:: Testo da leggere ::
I disastri del maltempo  «Abituiamoci, il clima è cambiato»
La colata di fango e sassi piombata a ridosso delle case a Valdidentro

I disastri del maltempo

«Abituiamoci, il clima è cambiato»

Gli esperti dell’Arpa: fenomeni da clima equatoriale

In due ore, fra le 20 e le 22 di giovedì sera, sono scesi fra i 20 e i 35 millimetri di pioggia nei territori dell’Alta Valtellina. Dato che si legge ancor meglio specificando che un millimetro di accumulo è pari, come quantità, a un litro d’acqua caduto su un metro quadrato. Per cui se i millimetri sono 20, significa che su ciascun metro quadrato della località interessata sono scesi 20 litri di pioggia. Ed ecco spiegato il perché, questi potenti nubifragi, poi, provocano danni notevoli.

«Sono il portato dei cambiamenti climatici in corso, e di cui abbiamo evidenza, anche da noi, da almeno due-tre estati a questa parte - spiegano i tecnici del Centro nivo-meteo Arpa Lombardia di Bormio -. Se quindici anni fa lo zero termico sfiorava i 5mila metri nel suo picco massimo estivo, di un giorno soltanto, oggi rischia di essere una costante. In questi giorni, ad esempio, lo zero termico è stabile a 4.500 metri e, talvolta, arriva sfiorare i 5mila. Succede, così, che l’atmosfera si carica moltissimo di energia, l’umidità relativa sale alle stelle e, ad un certo punto, il sistema di sfoga, per forza, cedendo energia in questo modo, attraverso piogge battenti che assumono, proprio, i connotati del nubifragio». Molto diverso, per intensità e durata, anche dai classici acquazzoni estivi cui siamo già abituati.

«Assolutamente, sono fenomeni dirompenti, un tempo tipici delle sole fasce equatoriali del pianeta - precisano i tecnici Arpa -, mentre, oggi, sono diffusi un po’ ovunque, anche da noi. Dopodiché, le conseguenze, possono essere più o meno gravi a seconda della fragilità del territorio su cui si sviluppano. Lì dipende dalla morfologia locale. In presenza di zone molto detritiche, chiaramente, l’acqua può produrre effetti anche gravi, che si traducono in smottamenti, tracimazioni di corsi d’acqua, frane».

Esattamente quanto accaduto, giovedì sera, in Alta Valtellina, mentre, nonostante lo scatenamento della natura si sia prodotto anche in Valchiavenna, fra le 19 e le 20, con pioggia battente e vento, non si sono, in questa occasione, registrati danni, salvo piccoli black out elettrici.

Occorrerà attrezzarsi, tuttavia, dal punto di vista della manutenzione e messa in sicurezza dei territori, perché, stando al responso degli esperti, purtroppo, con questi nubifragi, saremo chiamati ancora a fare i conti, considerato lo stato in cui versa il nostro pianeta.
:::
:: Materiale fornito ::
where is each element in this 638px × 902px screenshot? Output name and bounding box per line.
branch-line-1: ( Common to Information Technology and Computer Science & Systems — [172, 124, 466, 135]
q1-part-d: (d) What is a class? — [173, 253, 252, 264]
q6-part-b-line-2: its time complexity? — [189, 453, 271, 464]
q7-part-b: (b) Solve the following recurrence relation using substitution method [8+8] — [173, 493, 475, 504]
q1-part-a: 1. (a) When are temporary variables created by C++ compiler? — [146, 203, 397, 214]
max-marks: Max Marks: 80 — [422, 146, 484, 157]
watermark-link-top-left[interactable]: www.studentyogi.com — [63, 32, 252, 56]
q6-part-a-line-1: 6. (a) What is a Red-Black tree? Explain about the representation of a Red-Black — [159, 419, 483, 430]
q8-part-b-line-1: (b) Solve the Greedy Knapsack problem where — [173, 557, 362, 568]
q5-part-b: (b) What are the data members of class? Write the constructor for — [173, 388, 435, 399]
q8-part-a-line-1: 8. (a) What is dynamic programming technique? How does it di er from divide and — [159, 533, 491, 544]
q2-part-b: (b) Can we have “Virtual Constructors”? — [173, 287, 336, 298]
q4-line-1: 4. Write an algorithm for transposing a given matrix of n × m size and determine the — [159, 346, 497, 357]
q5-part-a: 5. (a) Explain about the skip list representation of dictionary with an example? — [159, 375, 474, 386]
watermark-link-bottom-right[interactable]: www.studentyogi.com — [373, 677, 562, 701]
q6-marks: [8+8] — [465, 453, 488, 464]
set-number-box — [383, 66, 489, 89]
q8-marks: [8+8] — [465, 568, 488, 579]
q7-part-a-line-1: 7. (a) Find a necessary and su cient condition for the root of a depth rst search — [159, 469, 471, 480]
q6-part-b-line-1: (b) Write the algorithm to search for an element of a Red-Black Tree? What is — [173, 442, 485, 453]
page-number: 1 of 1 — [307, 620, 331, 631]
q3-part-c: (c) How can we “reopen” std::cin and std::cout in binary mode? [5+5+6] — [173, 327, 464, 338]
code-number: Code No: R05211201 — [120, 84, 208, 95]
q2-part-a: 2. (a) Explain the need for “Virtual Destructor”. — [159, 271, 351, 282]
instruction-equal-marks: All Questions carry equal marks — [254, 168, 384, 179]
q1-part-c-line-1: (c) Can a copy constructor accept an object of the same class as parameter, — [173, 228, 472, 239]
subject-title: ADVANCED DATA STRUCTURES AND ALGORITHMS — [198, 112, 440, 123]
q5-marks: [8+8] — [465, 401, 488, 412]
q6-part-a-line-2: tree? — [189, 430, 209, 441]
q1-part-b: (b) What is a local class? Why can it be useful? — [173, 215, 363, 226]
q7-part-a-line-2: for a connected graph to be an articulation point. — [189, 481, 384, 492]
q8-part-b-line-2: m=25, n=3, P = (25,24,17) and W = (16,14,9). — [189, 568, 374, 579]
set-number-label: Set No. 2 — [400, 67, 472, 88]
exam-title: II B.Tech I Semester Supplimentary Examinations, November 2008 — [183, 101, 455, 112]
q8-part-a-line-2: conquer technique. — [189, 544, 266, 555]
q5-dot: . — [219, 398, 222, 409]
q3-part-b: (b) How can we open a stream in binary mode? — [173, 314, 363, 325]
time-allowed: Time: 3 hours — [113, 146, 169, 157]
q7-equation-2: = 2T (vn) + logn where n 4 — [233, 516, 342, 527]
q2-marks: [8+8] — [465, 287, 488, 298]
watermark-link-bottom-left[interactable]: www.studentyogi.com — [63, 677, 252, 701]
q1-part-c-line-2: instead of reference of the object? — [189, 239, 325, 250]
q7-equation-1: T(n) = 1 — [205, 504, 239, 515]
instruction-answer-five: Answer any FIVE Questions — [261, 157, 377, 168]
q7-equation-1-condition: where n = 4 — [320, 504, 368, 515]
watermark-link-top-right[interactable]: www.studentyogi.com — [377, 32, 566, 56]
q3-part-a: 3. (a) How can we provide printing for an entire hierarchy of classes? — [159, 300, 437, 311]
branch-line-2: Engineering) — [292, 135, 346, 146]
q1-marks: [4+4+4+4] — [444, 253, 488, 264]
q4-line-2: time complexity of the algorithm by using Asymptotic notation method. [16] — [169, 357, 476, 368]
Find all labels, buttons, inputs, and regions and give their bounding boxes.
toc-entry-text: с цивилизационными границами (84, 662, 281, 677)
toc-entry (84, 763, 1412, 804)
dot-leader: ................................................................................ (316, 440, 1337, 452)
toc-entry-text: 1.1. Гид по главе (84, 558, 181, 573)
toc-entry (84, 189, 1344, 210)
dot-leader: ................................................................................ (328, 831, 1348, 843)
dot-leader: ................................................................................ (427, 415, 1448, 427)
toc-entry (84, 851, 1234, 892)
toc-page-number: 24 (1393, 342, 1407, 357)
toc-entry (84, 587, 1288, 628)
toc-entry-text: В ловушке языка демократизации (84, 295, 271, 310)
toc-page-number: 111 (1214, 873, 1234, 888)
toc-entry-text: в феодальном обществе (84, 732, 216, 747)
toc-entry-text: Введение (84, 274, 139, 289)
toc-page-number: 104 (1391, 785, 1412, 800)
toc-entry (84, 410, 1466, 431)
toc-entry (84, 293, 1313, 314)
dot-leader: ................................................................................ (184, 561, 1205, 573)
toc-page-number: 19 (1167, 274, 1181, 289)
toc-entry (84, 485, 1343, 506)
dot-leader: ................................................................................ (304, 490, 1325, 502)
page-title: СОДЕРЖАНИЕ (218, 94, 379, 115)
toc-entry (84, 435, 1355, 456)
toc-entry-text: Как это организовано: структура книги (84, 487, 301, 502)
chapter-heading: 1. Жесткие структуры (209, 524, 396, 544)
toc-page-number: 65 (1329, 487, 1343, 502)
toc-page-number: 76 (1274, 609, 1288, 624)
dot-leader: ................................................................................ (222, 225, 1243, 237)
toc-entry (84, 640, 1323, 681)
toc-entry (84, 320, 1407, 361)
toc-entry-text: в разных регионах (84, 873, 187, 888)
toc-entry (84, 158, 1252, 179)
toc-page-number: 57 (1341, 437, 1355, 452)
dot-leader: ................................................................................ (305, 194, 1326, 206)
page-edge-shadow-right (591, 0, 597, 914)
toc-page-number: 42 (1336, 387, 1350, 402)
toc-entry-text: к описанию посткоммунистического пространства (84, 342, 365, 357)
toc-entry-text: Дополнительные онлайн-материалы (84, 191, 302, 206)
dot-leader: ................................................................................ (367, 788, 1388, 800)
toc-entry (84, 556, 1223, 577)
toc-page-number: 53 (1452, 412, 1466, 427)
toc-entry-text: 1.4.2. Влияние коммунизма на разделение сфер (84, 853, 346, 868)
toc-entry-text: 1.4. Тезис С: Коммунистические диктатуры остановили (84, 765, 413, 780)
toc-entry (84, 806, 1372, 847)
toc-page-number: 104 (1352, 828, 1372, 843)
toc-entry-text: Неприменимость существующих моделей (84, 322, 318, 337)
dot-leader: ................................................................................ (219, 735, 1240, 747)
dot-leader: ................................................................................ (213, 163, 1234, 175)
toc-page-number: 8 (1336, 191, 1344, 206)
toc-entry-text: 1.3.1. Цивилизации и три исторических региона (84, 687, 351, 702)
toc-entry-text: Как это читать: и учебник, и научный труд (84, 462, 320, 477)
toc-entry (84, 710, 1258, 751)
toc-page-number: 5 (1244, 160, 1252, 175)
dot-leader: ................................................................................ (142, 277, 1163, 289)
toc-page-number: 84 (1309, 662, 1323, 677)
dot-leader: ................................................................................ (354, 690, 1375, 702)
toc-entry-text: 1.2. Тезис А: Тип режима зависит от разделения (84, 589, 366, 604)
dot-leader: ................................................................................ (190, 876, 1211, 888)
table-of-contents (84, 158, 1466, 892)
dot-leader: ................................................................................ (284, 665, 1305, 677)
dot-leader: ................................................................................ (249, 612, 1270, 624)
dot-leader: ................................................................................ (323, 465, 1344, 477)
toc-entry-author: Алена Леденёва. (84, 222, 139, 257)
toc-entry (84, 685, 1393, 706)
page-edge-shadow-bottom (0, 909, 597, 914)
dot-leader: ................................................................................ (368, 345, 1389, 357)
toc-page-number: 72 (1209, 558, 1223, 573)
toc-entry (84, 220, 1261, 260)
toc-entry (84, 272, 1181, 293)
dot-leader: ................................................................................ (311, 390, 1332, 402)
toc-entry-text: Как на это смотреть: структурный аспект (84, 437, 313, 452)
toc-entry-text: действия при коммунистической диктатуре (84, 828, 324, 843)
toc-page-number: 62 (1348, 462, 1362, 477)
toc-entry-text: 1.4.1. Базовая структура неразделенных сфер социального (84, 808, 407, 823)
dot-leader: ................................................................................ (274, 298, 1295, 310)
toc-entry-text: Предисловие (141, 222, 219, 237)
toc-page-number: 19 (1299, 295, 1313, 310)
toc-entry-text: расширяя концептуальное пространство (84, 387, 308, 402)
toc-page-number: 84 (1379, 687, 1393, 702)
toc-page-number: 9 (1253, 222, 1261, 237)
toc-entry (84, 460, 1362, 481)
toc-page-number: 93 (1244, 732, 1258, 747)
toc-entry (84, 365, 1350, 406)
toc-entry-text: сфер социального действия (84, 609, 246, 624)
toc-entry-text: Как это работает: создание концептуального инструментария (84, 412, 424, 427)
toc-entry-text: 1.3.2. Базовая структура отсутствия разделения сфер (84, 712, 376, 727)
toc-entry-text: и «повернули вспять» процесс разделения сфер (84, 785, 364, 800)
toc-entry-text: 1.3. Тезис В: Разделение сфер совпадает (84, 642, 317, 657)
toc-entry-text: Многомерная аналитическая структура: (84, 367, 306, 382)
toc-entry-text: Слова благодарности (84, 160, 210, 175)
:::
Compiti da svolgere -
1/ Trascrivi dal testo sul maltempo il passo che inizia con «Esattamente quanto accaduto, giovedì» e termina con «il nostro pianeta.».
2/ Rispondi a queste domande sul testo sul maltempo.
(a) Fra quali ore di giovedì sera sono scesi fra i 20 e i 35 millimetri di pioggia in Alta Valtellina?
(b) A quale quota è stabile lo zero termico in questi giorni, secondo i tecnici Arpa?
(c) Quali danni si sono registrati in Valchiavenna?
Il materiale non ha alcun ruolo in questo esercizio.

Soluzioni -
1/
Esattamente quanto accaduto, giovedì sera, in Alta Valtellina, mentre, nonostante lo scatenamento della natura si sia prodotto anche in Valchiavenna, fra le 19 e le 20, con pioggia battente e vento, non si sono, in questa occasione, registrati danni, salvo piccoli black out elettrici.

Occorrerà attrezzarsi, tuttavia, dal punto di vista della manutenzione e messa in sicurezza dei territori, perché, stando al responso degli esperti, purtroppo, con questi nubifragi, saremo chiamati ancora a fare i conti, considerato lo stato in cui versa il nostro pianeta.

2/
(a) Fra le 20 e le 22.
(b) A 4.500 metri.
(c) Solo piccoli black out elettrici.